- _Problem description_
Copy all lines in which the word "figures" can be found.

** start Raw data **

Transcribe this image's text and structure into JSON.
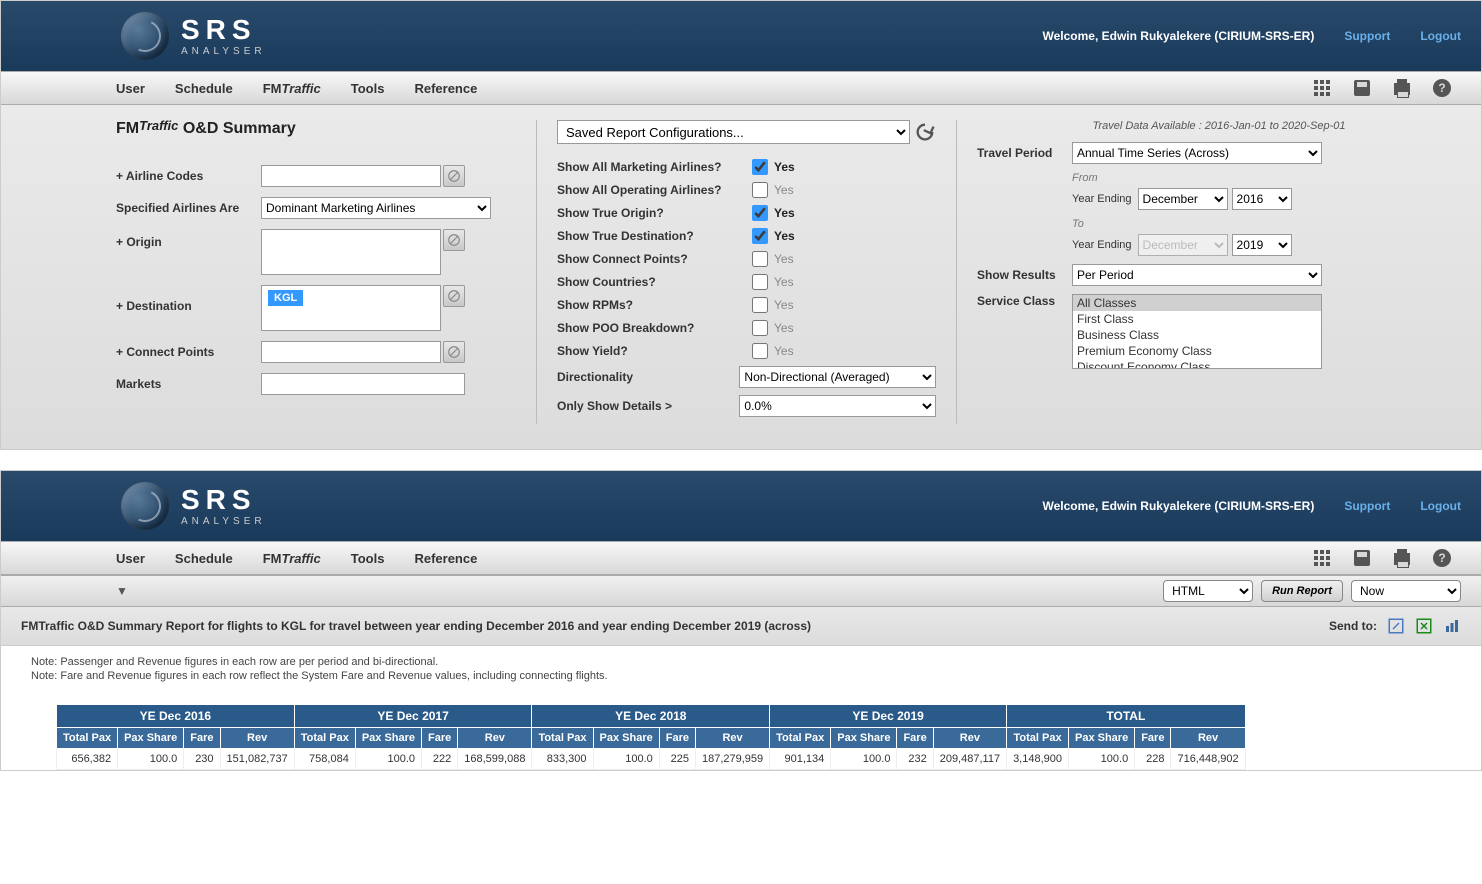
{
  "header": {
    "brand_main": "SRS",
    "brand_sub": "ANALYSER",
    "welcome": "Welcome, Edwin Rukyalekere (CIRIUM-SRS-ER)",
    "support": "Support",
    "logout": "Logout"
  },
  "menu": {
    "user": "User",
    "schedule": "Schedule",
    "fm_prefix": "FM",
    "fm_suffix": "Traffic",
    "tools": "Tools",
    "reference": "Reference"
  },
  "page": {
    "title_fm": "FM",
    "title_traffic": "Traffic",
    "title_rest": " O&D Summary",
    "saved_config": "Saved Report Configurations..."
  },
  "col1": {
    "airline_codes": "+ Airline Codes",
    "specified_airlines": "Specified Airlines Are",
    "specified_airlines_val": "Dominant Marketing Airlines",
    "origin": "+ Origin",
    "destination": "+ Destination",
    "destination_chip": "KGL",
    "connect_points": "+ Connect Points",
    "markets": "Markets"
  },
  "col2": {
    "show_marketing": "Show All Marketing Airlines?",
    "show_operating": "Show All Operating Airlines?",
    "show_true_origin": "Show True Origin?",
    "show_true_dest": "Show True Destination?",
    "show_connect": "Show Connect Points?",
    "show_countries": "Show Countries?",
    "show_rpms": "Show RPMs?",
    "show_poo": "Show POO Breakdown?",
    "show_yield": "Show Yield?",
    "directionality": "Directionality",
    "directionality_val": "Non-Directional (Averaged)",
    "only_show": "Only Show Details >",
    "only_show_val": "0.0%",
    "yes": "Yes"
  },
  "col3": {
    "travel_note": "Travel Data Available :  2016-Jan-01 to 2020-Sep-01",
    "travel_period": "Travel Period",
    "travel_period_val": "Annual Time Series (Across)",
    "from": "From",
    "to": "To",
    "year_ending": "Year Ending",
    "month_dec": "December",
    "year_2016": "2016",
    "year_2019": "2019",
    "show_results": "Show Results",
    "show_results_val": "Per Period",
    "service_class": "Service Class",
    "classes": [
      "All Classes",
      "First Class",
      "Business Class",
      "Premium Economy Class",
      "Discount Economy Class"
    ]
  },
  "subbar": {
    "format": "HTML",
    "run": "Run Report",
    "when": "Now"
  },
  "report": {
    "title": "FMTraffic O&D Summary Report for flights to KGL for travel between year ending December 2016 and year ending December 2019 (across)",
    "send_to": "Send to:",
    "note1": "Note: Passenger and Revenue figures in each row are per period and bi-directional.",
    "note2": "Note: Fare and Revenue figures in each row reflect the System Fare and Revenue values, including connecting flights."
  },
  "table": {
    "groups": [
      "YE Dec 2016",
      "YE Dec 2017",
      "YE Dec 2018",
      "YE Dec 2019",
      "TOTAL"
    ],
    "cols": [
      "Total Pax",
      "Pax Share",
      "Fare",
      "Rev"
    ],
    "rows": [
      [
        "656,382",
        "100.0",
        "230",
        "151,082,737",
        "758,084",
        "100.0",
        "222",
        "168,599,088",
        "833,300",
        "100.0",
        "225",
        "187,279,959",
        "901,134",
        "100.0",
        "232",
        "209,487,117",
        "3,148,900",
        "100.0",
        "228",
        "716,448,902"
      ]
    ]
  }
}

** end Raw data **

- _Task output_
    "note1": "Note: Passenger and Revenue figures in each row are per period and bi-directional.",
    "note2": "Note: Fare and Revenue figures in each row reflect the System Fare and Revenue values, including connecting flights."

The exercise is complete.